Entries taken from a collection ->

******

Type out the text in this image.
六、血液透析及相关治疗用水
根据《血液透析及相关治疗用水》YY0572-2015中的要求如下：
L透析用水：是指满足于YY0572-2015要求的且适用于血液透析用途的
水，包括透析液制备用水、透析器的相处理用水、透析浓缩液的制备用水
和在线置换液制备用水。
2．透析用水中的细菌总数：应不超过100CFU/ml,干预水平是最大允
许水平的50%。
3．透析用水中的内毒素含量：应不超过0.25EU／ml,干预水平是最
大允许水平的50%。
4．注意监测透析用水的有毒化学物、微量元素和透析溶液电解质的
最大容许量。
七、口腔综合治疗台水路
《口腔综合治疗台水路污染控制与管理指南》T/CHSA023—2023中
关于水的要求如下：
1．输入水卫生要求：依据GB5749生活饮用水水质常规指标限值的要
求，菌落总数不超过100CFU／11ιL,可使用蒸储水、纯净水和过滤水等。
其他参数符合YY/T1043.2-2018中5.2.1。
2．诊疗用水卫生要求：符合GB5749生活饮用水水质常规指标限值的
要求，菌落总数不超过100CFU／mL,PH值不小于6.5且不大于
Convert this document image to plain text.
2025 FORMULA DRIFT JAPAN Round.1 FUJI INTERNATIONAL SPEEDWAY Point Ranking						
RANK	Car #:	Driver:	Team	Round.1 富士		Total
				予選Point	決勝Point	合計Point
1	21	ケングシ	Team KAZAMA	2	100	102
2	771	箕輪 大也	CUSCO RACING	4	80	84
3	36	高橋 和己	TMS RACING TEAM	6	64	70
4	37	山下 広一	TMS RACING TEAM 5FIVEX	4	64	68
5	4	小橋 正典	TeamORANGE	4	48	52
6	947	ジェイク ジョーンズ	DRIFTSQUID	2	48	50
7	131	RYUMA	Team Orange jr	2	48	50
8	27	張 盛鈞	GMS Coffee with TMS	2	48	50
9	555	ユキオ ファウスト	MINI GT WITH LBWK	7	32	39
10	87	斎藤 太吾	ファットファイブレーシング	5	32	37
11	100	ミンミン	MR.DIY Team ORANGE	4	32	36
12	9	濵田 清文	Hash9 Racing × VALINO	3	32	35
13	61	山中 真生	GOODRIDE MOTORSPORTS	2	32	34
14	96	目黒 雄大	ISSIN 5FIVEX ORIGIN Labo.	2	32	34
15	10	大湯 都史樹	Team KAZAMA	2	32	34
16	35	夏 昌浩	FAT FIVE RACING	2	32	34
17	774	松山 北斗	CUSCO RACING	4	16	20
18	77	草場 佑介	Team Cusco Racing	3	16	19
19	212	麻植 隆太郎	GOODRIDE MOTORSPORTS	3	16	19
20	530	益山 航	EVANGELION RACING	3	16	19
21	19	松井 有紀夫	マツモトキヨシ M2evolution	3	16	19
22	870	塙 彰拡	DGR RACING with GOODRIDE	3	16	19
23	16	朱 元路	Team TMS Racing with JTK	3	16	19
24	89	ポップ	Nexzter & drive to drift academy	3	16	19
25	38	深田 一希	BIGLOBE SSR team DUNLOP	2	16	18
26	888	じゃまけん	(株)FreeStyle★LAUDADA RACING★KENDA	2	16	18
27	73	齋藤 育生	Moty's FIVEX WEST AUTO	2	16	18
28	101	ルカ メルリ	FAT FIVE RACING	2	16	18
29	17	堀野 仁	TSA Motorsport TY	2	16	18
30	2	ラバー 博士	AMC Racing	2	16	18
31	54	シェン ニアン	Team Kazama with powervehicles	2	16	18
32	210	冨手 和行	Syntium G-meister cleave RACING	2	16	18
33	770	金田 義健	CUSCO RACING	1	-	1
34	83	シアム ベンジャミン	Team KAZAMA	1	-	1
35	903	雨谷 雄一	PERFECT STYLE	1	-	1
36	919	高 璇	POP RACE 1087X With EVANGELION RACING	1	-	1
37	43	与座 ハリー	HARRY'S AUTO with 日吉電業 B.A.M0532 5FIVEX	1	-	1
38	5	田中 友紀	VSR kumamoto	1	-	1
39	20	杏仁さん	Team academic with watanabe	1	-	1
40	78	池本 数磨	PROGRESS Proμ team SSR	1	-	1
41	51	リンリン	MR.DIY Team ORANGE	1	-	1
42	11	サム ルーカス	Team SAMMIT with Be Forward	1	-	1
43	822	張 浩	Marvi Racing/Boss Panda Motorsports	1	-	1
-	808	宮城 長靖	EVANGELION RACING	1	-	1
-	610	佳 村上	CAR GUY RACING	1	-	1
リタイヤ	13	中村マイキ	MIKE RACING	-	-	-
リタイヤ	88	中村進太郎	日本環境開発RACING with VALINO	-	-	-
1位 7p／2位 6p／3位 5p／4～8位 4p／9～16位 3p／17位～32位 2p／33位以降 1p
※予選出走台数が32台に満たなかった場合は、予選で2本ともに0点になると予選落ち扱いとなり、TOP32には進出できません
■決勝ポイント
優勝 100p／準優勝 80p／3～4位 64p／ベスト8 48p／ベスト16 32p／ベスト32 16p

******

What the task requires -> Take the data above and return it exactly.

Correct output ->
Type out the text in this image.
六、血液透析及相关治疗用水
根据《血液透析及相关治疗用水》YY0572-2015中的要求如下：
L透析用水：是指满足于YY0572-2015要求的且适用于血液透析用途的
水，包括透析液制备用水、透析器的相处理用水、透析浓缩液的制备用水
和在线置换液制备用水。
2．透析用水中的细菌总数：应不超过100CFU/ml,干预水平是最大允
许水平的50%。
3．透析用水中的内毒素含量：应不超过0.25EU／ml,干预水平是最
大允许水平的50%。
4．注意监测透析用水的有毒化学物、微量元素和透析溶液电解质的
最大容许量。
七、口腔综合治疗台水路
《口腔综合治疗台水路污染控制与管理指南》T/CHSA023—2023中
关于水的要求如下：
1．输入水卫生要求：依据GB5749生活饮用水水质常规指标限值的要
求，菌落总数不超过100CFU／11ιL,可使用蒸储水、纯净水和过滤水等。
其他参数符合YY/T1043.2-2018中5.2.1。
2．诊疗用水卫生要求：符合GB5749生活饮用水水质常规指标限值的
要求，菌落总数不超过100CFU／mL,PH值不小于6.5且不大于
Convert this document image to plain text.
2025 FORMULA DRIFT JAPAN Round.1 FUJI INTERNATIONAL SPEEDWAY Point Ranking						
RANK	Car #:	Driver:	Team	Round.1 富士		Total
				予選Point	決勝Point	合計Point
1	21	ケングシ	Team KAZAMA	2	100	102
2	771	箕輪 大也	CUSCO RACING	4	80	84
3	36	高橋 和己	TMS RACING TEAM	6	64	70
4	37	山下 広一	TMS RACING TEAM 5FIVEX	4	64	68
5	4	小橋 正典	TeamORANGE	4	48	52
6	947	ジェイク ジョーンズ	DRIFTSQUID	2	48	50
7	131	RYUMA	Team Orange jr	2	48	50
8	27	張 盛鈞	GMS Coffee with TMS	2	48	50
9	555	ユキオ ファウスト	MINI GT WITH LBWK	7	32	39
10	87	斎藤 太吾	ファットファイブレーシング	5	32	37
11	100	ミンミン	MR.DIY Team ORANGE	4	32	36
12	9	濵田 清文	Hash9 Racing × VALINO	3	32	35
13	61	山中 真生	GOODRIDE MOTORSPORTS	2	32	34
14	96	目黒 雄大	ISSIN 5FIVEX ORIGIN Labo.	2	32	34
15	10	大湯 都史樹	Team KAZAMA	2	32	34
16	35	夏 昌浩	FAT FIVE RACING	2	32	34
17	774	松山 北斗	CUSCO RACING	4	16	20
18	77	草場 佑介	Team Cusco Racing	3	16	19
19	212	麻植 隆太郎	GOODRIDE MOTORSPORTS	3	16	19
20	530	益山 航	EVANGELION RACING	3	16	19
21	19	松井 有紀夫	マツモトキヨシ M2evolution	3	16	19
22	870	塙 彰拡	DGR RACING with GOODRIDE	3	16	19
23	16	朱 元路	Team TMS Racing with JTK	3	16	19
24	89	ポップ	Nexzter & drive to drift academy	3	16	19
25	38	深田 一希	BIGLOBE SSR team DUNLOP	2	16	18
26	888	じゃまけん	(株)FreeStyle★LAUDADA RACING★KENDA	2	16	18
27	73	齋藤 育生	Moty's FIVEX WEST AUTO	2	16	18
28	101	ルカ メルリ	FAT FIVE RACING	2	16	18
29	17	堀野 仁	TSA Motorsport TY	2	16	18
30	2	ラバー 博士	AMC Racing	2	16	18
31	54	シェン ニアン	Team Kazama with powervehicles	2	16	18
32	210	冨手 和行	Syntium G-meister cleave RACING	2	16	18
33	770	金田 義健	CUSCO RACING	1	-	1
34	83	シアム ベンジャミン	Team KAZAMA	1	-	1
35	903	雨谷 雄一	PERFECT STYLE	1	-	1
36	919	高 璇	POP RACE 1087X With EVANGELION RACING	1	-	1
37	43	与座 ハリー	HARRY'S AUTO with 日吉電業 B.A.M0532 5FIVEX	1	-	1
38	5	田中 友紀	VSR kumamoto	1	-	1
39	20	杏仁さん	Team academic with watanabe	1	-	1
40	78	池本 数磨	PROGRESS Proμ team SSR	1	-	1
41	51	リンリン	MR.DIY Team ORANGE	1	-	1
42	11	サム ルーカス	Team SAMMIT with Be Forward	1	-	1
43	822	張 浩	Marvi Racing/Boss Panda Motorsports	1	-	1
-	808	宮城 長靖	EVANGELION RACING	1	-	1
-	610	佳 村上	CAR GUY RACING	1	-	1
リタイヤ	13	中村マイキ	MIKE RACING	-	-	-
リタイヤ	88	中村進太郎	日本環境開発RACING with VALINO	-	-	-
1位 7p／2位 6p／3位 5p／4～8位 4p／9～16位 3p／17位～32位 2p／33位以降 1p
※予選出走台数が32台に満たなかった場合は、予選で2本ともに0点になると予選落ち扱いとなり、TOP32には進出できません
■決勝ポイント
優勝 100p／準優勝 80p／3～4位 64p／ベスト8 48p／ベスト16 32p／ベスト32 16p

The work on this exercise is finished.